[Records from a collection]
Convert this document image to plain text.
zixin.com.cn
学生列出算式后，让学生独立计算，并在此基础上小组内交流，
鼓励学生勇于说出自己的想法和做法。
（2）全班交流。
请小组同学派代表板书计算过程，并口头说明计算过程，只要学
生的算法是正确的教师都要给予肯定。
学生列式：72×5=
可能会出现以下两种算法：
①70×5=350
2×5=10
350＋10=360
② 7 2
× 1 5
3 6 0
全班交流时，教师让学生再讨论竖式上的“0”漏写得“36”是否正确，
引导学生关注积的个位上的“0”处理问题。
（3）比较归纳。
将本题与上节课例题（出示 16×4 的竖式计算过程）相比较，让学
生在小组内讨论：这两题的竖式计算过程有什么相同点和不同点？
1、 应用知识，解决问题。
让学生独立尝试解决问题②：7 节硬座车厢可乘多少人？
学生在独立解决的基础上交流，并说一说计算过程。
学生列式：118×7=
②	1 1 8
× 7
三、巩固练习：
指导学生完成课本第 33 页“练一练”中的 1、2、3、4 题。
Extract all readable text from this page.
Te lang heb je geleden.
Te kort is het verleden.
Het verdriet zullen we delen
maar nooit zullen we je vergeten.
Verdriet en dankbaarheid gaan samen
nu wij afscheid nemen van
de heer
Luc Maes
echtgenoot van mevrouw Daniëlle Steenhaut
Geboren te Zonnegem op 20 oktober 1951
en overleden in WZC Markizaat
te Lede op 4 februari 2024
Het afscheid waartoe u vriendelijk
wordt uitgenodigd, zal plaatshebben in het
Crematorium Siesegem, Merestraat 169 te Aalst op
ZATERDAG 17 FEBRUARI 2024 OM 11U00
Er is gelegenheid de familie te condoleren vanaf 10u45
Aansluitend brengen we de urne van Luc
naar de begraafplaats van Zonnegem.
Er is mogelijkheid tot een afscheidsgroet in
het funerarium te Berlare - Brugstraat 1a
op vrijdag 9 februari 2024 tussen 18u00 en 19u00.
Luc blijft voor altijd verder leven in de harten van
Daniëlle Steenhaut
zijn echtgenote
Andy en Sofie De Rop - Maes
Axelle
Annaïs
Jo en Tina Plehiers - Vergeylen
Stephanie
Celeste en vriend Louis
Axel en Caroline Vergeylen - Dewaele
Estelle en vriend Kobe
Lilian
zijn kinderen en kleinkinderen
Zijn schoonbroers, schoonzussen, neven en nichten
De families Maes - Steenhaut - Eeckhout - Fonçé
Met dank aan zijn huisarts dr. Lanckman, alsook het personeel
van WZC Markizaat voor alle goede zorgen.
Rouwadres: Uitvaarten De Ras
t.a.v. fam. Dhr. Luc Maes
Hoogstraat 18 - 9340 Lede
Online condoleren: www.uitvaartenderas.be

- Goal of the exercise
Give all of the entries again, word for word.

- Answer
Convert this document image to plain text.
zixin.com.cn
学生列出算式后，让学生独立计算，并在此基础上小组内交流，
鼓励学生勇于说出自己的想法和做法。
（2）全班交流。
请小组同学派代表板书计算过程，并口头说明计算过程，只要学
生的算法是正确的教师都要给予肯定。
学生列式：72×5=
可能会出现以下两种算法：
①70×5=350
2×5=10
350＋10=360
② 7 2
× 1 5
3 6 0
全班交流时，教师让学生再讨论竖式上的“0”漏写得“36”是否正确，
引导学生关注积的个位上的“0”处理问题。
（3）比较归纳。
将本题与上节课例题（出示 16×4 的竖式计算过程）相比较，让学
生在小组内讨论：这两题的竖式计算过程有什么相同点和不同点？
1、 应用知识，解决问题。
让学生独立尝试解决问题②：7 节硬座车厢可乘多少人？
学生在独立解决的基础上交流，并说一说计算过程。
学生列式：118×7=
②	1 1 8
× 7
三、巩固练习：
指导学生完成课本第 33 页“练一练”中的 1、2、3、4 题。
Extract all readable text from this page.
Te lang heb je geleden.
Te kort is het verleden.
Het verdriet zullen we delen
maar nooit zullen we je vergeten.
Verdriet en dankbaarheid gaan samen
nu wij afscheid nemen van
de heer
Luc Maes
echtgenoot van mevrouw Daniëlle Steenhaut
Geboren te Zonnegem op 20 oktober 1951
en overleden in WZC Markizaat
te Lede op 4 februari 2024
Het afscheid waartoe u vriendelijk
wordt uitgenodigd, zal plaatshebben in het
Crematorium Siesegem, Merestraat 169 te Aalst op
ZATERDAG 17 FEBRUARI 2024 OM 11U00
Er is gelegenheid de familie te condoleren vanaf 10u45
Aansluitend brengen we de urne van Luc
naar de begraafplaats van Zonnegem.
Er is mogelijkheid tot een afscheidsgroet in
het funerarium te Berlare - Brugstraat 1a
op vrijdag 9 februari 2024 tussen 18u00 en 19u00.
Luc blijft voor altijd verder leven in de harten van
Daniëlle Steenhaut
zijn echtgenote
Andy en Sofie De Rop - Maes
Axelle
Annaïs
Jo en Tina Plehiers - Vergeylen
Stephanie
Celeste en vriend Louis
Axel en Caroline Vergeylen - Dewaele
Estelle en vriend Kobe
Lilian
zijn kinderen en kleinkinderen
Zijn schoonbroers, schoonzussen, neven en nichten
De families Maes - Steenhaut - Eeckhout - Fonçé
Met dank aan zijn huisarts dr. Lanckman, alsook het personeel
van WZC Markizaat voor alle goede zorgen.
Rouwadres: Uitvaarten De Ras
t.a.v. fam. Dhr. Luc Maes
Hoogstraat 18 - 9340 Lede
Online condoleren: www.uitvaartenderas.be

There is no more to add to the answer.